* Job *
Will you write out all the entries below exactly?

* Records shown *
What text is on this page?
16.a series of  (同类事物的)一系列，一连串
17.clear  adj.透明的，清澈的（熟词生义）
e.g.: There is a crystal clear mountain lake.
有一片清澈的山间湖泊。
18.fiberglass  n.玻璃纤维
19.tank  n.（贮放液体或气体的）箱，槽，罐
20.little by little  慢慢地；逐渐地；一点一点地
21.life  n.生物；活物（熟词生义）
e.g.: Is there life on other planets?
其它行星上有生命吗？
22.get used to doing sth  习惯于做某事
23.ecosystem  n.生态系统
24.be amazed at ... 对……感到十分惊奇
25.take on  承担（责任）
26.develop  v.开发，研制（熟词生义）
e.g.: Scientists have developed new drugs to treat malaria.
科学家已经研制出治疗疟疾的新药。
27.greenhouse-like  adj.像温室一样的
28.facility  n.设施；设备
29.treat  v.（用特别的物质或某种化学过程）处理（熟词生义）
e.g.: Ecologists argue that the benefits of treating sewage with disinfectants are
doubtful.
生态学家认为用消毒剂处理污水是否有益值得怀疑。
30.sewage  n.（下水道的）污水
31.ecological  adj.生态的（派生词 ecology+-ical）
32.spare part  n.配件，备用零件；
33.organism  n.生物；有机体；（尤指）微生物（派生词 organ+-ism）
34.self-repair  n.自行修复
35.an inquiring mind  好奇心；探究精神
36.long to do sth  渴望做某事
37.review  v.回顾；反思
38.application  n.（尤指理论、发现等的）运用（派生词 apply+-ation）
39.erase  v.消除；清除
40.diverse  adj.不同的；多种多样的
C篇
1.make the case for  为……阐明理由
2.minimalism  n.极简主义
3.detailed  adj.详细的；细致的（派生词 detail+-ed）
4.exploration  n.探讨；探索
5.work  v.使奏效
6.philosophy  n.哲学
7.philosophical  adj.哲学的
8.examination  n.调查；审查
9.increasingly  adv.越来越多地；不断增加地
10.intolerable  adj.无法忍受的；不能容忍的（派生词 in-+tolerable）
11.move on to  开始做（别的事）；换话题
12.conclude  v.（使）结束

* Reply *
What text is on this page?
16.a series of  (同类事物的)一系列，一连串
17.clear  adj.透明的，清澈的（熟词生义）
e.g.: There is a crystal clear mountain lake.
有一片清澈的山间湖泊。
18.fiberglass  n.玻璃纤维
19.tank  n.（贮放液体或气体的）箱，槽，罐
20.little by little  慢慢地；逐渐地；一点一点地
21.life  n.生物；活物（熟词生义）
e.g.: Is there life on other planets?
其它行星上有生命吗？
22.get used to doing sth  习惯于做某事
23.ecosystem  n.生态系统
24.be amazed at ... 对……感到十分惊奇
25.take on  承担（责任）
26.develop  v.开发，研制（熟词生义）
e.g.: Scientists have developed new drugs to treat malaria.
科学家已经研制出治疗疟疾的新药。
27.greenhouse-like  adj.像温室一样的
28.facility  n.设施；设备
29.treat  v.（用特别的物质或某种化学过程）处理（熟词生义）
e.g.: Ecologists argue that the benefits of treating sewage with disinfectants are
doubtful.
生态学家认为用消毒剂处理污水是否有益值得怀疑。
30.sewage  n.（下水道的）污水
31.ecological  adj.生态的（派生词 ecology+-ical）
32.spare part  n.配件，备用零件；
33.organism  n.生物；有机体；（尤指）微生物（派生词 organ+-ism）
34.self-repair  n.自行修复
35.an inquiring mind  好奇心；探究精神
36.long to do sth  渴望做某事
37.review  v.回顾；反思
38.application  n.（尤指理论、发现等的）运用（派生词 apply+-ation）
39.erase  v.消除；清除
40.diverse  adj.不同的；多种多样的
C篇
1.make the case for  为……阐明理由
2.minimalism  n.极简主义
3.detailed  adj.详细的；细致的（派生词 detail+-ed）
4.exploration  n.探讨；探索
5.work  v.使奏效
6.philosophy  n.哲学
7.philosophical  adj.哲学的
8.examination  n.调查；审查
9.increasingly  adv.越来越多地；不断增加地
10.intolerable  adj.无法忍受的；不能容忍的（派生词 in-+tolerable）
11.move on to  开始做（别的事）；换话题
12.conclude  v.（使）结束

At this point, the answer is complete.